#### [Work to do]
Repeat the material below exactly, line for line.

#### [Saved data entries]
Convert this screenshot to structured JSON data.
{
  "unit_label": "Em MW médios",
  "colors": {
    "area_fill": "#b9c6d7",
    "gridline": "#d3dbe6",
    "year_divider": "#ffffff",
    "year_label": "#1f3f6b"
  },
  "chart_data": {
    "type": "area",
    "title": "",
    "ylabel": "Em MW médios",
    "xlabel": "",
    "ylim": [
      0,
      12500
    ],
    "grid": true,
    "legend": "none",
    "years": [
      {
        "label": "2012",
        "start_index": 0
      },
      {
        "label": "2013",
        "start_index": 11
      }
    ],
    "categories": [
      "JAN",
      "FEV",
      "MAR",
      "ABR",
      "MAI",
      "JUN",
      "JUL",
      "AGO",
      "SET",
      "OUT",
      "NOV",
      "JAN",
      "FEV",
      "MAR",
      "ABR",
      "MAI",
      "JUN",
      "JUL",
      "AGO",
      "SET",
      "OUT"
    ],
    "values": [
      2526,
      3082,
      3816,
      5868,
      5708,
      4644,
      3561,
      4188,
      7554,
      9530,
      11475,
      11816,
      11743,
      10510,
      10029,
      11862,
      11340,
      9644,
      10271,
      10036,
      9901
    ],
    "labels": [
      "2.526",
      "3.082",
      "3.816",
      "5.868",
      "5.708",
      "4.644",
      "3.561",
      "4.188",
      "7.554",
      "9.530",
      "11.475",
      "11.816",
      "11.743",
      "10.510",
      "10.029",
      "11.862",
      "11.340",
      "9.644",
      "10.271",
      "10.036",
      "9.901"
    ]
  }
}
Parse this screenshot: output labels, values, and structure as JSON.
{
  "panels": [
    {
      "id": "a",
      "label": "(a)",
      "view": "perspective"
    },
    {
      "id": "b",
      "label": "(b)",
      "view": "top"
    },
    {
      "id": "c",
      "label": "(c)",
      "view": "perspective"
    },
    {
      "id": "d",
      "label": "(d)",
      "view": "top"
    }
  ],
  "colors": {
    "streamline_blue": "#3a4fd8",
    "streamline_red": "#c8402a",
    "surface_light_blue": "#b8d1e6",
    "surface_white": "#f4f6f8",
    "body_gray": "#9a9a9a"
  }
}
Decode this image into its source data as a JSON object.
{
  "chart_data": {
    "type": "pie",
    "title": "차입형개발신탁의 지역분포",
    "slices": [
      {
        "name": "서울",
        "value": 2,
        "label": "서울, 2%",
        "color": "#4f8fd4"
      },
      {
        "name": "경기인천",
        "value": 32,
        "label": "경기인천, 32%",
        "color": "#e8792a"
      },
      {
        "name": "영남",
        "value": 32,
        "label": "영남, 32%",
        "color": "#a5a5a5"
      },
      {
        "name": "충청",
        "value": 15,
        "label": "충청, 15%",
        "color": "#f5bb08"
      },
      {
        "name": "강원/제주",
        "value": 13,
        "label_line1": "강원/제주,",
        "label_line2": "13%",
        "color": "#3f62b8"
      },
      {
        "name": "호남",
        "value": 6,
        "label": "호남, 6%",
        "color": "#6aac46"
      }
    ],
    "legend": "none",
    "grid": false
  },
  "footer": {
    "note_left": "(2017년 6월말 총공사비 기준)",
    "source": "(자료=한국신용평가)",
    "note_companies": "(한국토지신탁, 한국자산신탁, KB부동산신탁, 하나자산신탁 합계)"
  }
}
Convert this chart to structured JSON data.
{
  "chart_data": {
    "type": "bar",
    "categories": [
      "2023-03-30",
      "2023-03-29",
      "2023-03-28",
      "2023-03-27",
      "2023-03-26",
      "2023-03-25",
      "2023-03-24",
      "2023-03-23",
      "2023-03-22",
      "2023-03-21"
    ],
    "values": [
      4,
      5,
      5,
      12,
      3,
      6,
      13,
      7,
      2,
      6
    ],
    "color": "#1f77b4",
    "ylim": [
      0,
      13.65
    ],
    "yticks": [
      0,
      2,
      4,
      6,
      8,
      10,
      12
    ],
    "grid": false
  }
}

#### [Right answer]
Convert this screenshot to structured JSON data.
{
  "unit_label": "Em MW médios",
  "colors": {
    "area_fill": "#b9c6d7",
    "gridline": "#d3dbe6",
    "year_divider": "#ffffff",
    "year_label": "#1f3f6b"
  },
  "chart_data": {
    "type": "area",
    "title": "",
    "ylabel": "Em MW médios",
    "xlabel": "",
    "ylim": [
      0,
      12500
    ],
    "grid": true,
    "legend": "none",
    "years": [
      {
        "label": "2012",
        "start_index": 0
      },
      {
        "label": "2013",
        "start_index": 11
      }
    ],
    "categories": [
      "JAN",
      "FEV",
      "MAR",
      "ABR",
      "MAI",
      "JUN",
      "JUL",
      "AGO",
      "SET",
      "OUT",
      "NOV",
      "JAN",
      "FEV",
      "MAR",
      "ABR",
      "MAI",
      "JUN",
      "JUL",
      "AGO",
      "SET",
      "OUT"
    ],
    "values": [
      2526,
      3082,
      3816,
      5868,
      5708,
      4644,
      3561,
      4188,
      7554,
      9530,
      11475,
      11816,
      11743,
      10510,
      10029,
      11862,
      11340,
      9644,
      10271,
      10036,
      9901
    ],
    "labels": [
      "2.526",
      "3.082",
      "3.816",
      "5.868",
      "5.708",
      "4.644",
      "3.561",
      "4.188",
      "7.554",
      "9.530",
      "11.475",
      "11.816",
      "11.743",
      "10.510",
      "10.029",
      "11.862",
      "11.340",
      "9.644",
      "10.271",
      "10.036",
      "9.901"
    ]
  }
}
Parse this screenshot: output labels, values, and structure as JSON.
{
  "panels": [
    {
      "id": "a",
      "label": "(a)",
      "view": "perspective"
    },
    {
      "id": "b",
      "label": "(b)",
      "view": "top"
    },
    {
      "id": "c",
      "label": "(c)",
      "view": "perspective"
    },
    {
      "id": "d",
      "label": "(d)",
      "view": "top"
    }
  ],
  "colors": {
    "streamline_blue": "#3a4fd8",
    "streamline_red": "#c8402a",
    "surface_light_blue": "#b8d1e6",
    "surface_white": "#f4f6f8",
    "body_gray": "#9a9a9a"
  }
}
Decode this image into its source data as a JSON object.
{
  "chart_data": {
    "type": "pie",
    "title": "차입형개발신탁의 지역분포",
    "slices": [
      {
        "name": "서울",
        "value": 2,
        "label": "서울, 2%",
        "color": "#4f8fd4"
      },
      {
        "name": "경기인천",
        "value": 32,
        "label": "경기인천, 32%",
        "color": "#e8792a"
      },
      {
        "name": "영남",
        "value": 32,
        "label": "영남, 32%",
        "color": "#a5a5a5"
      },
      {
        "name": "충청",
        "value": 15,
        "label": "충청, 15%",
        "color": "#f5bb08"
      },
      {
        "name": "강원/제주",
        "value": 13,
        "label_line1": "강원/제주,",
        "label_line2": "13%",
        "color": "#3f62b8"
      },
      {
        "name": "호남",
        "value": 6,
        "label": "호남, 6%",
        "color": "#6aac46"
      }
    ],
    "legend": "none",
    "grid": false
  },
  "footer": {
    "note_left": "(2017년 6월말 총공사비 기준)",
    "source": "(자료=한국신용평가)",
    "note_companies": "(한국토지신탁, 한국자산신탁, KB부동산신탁, 하나자산신탁 합계)"
  }
}
Convert this chart to structured JSON data.
{
  "chart_data": {
    "type": "bar",
    "categories": [
      "2023-03-30",
      "2023-03-29",
      "2023-03-28",
      "2023-03-27",
      "2023-03-26",
      "2023-03-25",
      "2023-03-24",
      "2023-03-23",
      "2023-03-22",
      "2023-03-21"
    ],
    "values": [
      4,
      5,
      5,
      12,
      3,
      6,
      13,
      7,
      2,
      6
    ],
    "color": "#1f77b4",
    "ylim": [
      0,
      13.65
    ],
    "yticks": [
      0,
      2,
      4,
      6,
      8,
      10,
      12
    ],
    "grid": false
  }
}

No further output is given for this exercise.